*To be done*: Identify all lines below that hold "species" and collect them.

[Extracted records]
○ ○ ○ ○ ○ ○ ○

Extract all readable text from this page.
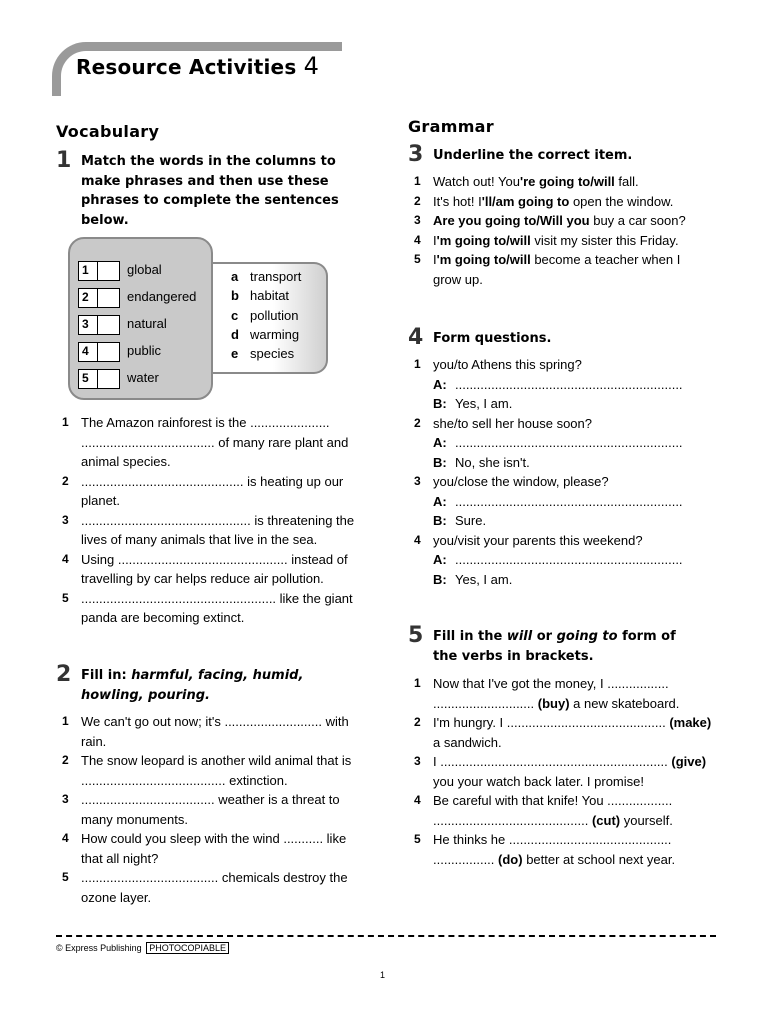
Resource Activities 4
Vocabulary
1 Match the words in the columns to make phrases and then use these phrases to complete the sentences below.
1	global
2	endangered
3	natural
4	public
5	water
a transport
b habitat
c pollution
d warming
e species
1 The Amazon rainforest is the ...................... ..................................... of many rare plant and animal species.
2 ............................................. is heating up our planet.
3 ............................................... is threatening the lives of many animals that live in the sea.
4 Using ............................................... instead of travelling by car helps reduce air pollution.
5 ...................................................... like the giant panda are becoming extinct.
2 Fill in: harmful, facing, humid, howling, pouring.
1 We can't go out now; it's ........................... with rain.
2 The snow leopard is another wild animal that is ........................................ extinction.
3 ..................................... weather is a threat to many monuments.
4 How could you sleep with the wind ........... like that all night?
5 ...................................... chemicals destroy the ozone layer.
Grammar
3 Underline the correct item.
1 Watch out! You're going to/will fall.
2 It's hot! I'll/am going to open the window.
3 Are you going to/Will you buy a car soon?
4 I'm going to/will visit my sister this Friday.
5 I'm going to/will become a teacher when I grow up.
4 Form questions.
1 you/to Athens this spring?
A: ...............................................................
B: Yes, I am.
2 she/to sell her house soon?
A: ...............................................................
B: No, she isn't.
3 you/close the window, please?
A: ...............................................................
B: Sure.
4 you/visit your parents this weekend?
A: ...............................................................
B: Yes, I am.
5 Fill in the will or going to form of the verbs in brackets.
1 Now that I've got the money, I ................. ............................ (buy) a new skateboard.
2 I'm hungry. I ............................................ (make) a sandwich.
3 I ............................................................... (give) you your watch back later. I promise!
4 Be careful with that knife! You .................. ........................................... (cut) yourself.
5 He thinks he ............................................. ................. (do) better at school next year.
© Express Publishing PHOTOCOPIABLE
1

○ ○ ○ ○ ○ ○ ○

*Expected output*:
e species
1 The Amazon rainforest is the ...................... ..................................... of many rare plant and animal species.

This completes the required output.